Though the entries hold pictures, only their text should be duplicated, exactly and in full.

▶ [Given information]
********************
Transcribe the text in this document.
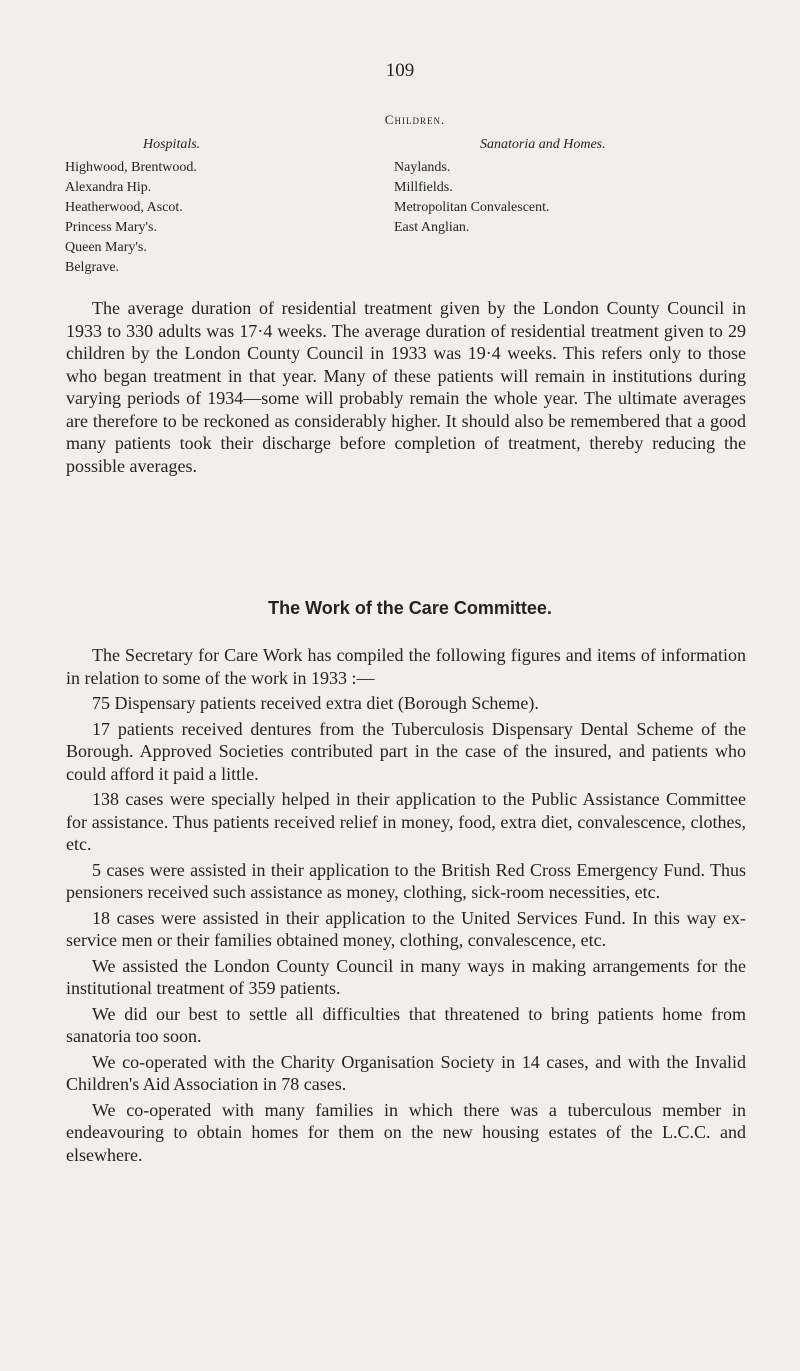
109
Children.
Hospitals.
Highwood, Brentwood.
Alexandra Hip.
Heatherwood, Ascot.
Princess Mary's.
Queen Mary's.
Belgrave.
Sanatoria and Homes.
Naylands.
Millfields.
Metropolitan Convalescent.
East Anglian.

The average duration of residential treatment given by the London County Council in 1933 to 330 adults was 17·4 weeks. The average duration of residential treatment given to 29 children by the London County Council in 1933 was 19·4 weeks. This refers only to those who began treatment in that year. Many of these patients will remain in institutions during varying periods of 1934—some will probably remain the whole year. The ultimate averages are therefore to be reckoned as considerably higher. It should also be remembered that a good many patients took their discharge before completion of treatment, thereby reducing the possible averages.

The Work of the Care Committee.

The Secretary for Care Work has compiled the following figures and items of information in relation to some of the work in 1933 :—

75 Dispensary patients received extra diet (Borough Scheme).

17 patients received dentures from the Tuberculosis Dispensary Dental Scheme of the Borough. Approved Societies contributed part in the case of the insured, and patients who could afford it paid a little.

138 cases were specially helped in their application to the Public Assistance Committee for assistance. Thus patients received relief in money, food, extra diet, convalescence, clothes, etc.

5 cases were assisted in their application to the British Red Cross Emergency Fund. Thus pensioners received such assistance as money, clothing, sick-room necessities, etc.

18 cases were assisted in their application to the United Services Fund. In this way ex-service men or their families obtained money, clothing, convalescence, etc.

We assisted the London County Council in many ways in making arrangements for the institutional treatment of 359 patients.

We did our best to settle all difficulties that threatened to bring patients home from sanatoria too soon.

We co-operated with the Charity Organisation Society in 14 cases, and with the Invalid Children's Aid Association in 78 cases.

We co-operated with many families in which there was a tuberculous member in endeavouring to obtain homes for them on the new housing estates of the L.C.C. and elsewhere.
********************
▶ [Exercise response]
Transcribe the text in this document.
109
Children.
Hospitals.
Highwood, Brentwood.
Alexandra Hip.
Heatherwood, Ascot.
Princess Mary's.
Queen Mary's.
Belgrave.
Sanatoria and Homes.
Naylands.
Millfields.
Metropolitan Convalescent.
East Anglian.

The average duration of residential treatment given by the London County Council in 1933 to 330 adults was 17·4 weeks. The average duration of residential treatment given to 29 children by the London County Council in 1933 was 19·4 weeks. This refers only to those who began treatment in that year. Many of these patients will remain in institutions during varying periods of 1934—some will probably remain the whole year. The ultimate averages are therefore to be reckoned as considerably higher. It should also be remembered that a good many patients took their discharge before completion of treatment, thereby reducing the possible averages.

The Work of the Care Committee.

The Secretary for Care Work has compiled the following figures and items of information in relation to some of the work in 1933 :—

75 Dispensary patients received extra diet (Borough Scheme).

17 patients received dentures from the Tuberculosis Dispensary Dental Scheme of the Borough. Approved Societies contributed part in the case of the insured, and patients who could afford it paid a little.

138 cases were specially helped in their application to the Public Assistance Committee for assistance. Thus patients received relief in money, food, extra diet, convalescence, clothes, etc.

5 cases were assisted in their application to the British Red Cross Emergency Fund. Thus pensioners received such assistance as money, clothing, sick-room necessities, etc.

18 cases were assisted in their application to the United Services Fund. In this way ex-service men or their families obtained money, clothing, convalescence, etc.

We assisted the London County Council in many ways in making arrangements for the institutional treatment of 359 patients.

We did our best to settle all difficulties that threatened to bring patients home from sanatoria too soon.

We co-operated with the Charity Organisation Society in 14 cases, and with the Invalid Children's Aid Association in 78 cases.

We co-operated with many families in which there was a tuberculous member in endeavouring to obtain homes for them on the new housing estates of the L.C.C. and elsewhere.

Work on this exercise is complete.